[Dataset entries on figures]
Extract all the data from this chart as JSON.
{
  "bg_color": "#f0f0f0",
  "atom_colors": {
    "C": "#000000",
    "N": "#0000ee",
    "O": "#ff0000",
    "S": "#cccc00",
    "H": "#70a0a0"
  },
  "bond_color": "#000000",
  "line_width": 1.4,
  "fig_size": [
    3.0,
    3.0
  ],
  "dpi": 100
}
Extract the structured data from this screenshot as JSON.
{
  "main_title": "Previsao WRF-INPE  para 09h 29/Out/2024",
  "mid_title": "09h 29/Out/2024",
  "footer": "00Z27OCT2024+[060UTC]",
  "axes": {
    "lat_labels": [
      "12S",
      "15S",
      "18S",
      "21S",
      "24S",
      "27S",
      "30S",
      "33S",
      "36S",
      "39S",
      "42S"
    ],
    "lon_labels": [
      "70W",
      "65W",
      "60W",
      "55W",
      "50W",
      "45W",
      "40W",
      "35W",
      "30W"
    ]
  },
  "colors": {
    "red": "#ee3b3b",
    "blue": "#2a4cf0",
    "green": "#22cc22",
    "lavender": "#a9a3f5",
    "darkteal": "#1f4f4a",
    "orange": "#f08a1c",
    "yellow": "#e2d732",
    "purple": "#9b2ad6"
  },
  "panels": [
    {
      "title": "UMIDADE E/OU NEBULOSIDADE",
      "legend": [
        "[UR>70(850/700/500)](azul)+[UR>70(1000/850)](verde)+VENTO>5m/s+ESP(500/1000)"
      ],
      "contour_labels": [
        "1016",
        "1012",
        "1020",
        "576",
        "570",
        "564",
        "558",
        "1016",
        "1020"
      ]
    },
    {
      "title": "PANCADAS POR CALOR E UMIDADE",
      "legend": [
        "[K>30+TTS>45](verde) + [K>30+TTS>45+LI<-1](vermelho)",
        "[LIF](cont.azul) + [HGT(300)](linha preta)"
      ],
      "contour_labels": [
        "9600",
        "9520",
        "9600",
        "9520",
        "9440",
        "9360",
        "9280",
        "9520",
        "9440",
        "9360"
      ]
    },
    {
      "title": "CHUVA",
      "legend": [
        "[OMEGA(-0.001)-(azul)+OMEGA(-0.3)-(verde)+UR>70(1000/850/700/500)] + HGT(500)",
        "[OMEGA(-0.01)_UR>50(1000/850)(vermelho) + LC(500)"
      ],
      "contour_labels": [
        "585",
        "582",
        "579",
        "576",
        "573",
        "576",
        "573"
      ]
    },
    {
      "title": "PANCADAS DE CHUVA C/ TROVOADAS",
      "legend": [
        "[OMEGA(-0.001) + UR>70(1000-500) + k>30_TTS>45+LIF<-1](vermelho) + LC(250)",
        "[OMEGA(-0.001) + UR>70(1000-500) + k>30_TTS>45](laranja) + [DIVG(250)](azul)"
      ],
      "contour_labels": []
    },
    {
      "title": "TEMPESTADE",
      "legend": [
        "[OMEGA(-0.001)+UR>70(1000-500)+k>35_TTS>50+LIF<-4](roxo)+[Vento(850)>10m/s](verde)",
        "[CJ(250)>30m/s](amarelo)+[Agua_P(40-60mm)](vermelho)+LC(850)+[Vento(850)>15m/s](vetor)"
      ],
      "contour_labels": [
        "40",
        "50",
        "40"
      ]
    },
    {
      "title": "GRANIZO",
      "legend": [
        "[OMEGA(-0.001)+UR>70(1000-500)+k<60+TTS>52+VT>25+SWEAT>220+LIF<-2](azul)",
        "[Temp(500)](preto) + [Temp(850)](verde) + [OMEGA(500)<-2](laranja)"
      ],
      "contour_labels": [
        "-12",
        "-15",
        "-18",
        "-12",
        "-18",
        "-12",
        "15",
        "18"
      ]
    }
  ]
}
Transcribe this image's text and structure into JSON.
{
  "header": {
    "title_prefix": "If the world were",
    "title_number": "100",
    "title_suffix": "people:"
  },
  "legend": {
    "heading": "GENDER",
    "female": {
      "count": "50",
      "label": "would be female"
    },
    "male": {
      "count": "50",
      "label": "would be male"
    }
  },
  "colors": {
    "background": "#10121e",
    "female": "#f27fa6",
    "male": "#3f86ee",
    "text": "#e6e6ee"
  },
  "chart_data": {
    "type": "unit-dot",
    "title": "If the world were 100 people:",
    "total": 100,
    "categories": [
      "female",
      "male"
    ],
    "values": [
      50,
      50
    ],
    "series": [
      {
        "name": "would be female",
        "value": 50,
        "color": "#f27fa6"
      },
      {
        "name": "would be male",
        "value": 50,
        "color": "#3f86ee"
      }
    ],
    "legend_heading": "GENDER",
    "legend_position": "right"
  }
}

**SET EXERCISE**: Repeat exactly the lines above from the line that contains "Transcribe this image's" through the end. Include both of these ends; leave out everything else.

**SOLUTION FOR THIS EXERCISE**:
Transcribe this image's text and structure into JSON.
{
  "header": {
    "title_prefix": "If the world were",
    "title_number": "100",
    "title_suffix": "people:"
  },
  "legend": {
    "heading": "GENDER",
    "female": {
      "count": "50",
      "label": "would be female"
    },
    "male": {
      "count": "50",
      "label": "would be male"
    }
  },
  "colors": {
    "background": "#10121e",
    "female": "#f27fa6",
    "male": "#3f86ee",
    "text": "#e6e6ee"
  },
  "chart_data": {
    "type": "unit-dot",
    "title": "If the world were 100 people:",
    "total": 100,
    "categories": [
      "female",
      "male"
    ],
    "values": [
      50,
      50
    ],
    "series": [
      {
        "name": "would be female",
        "value": 50,
        "color": "#f27fa6"
      },
      {
        "name": "would be male",
        "value": 50,
        "color": "#3f86ee"
      }
    ],
    "legend_heading": "GENDER",
    "legend_position": "right"
  }
}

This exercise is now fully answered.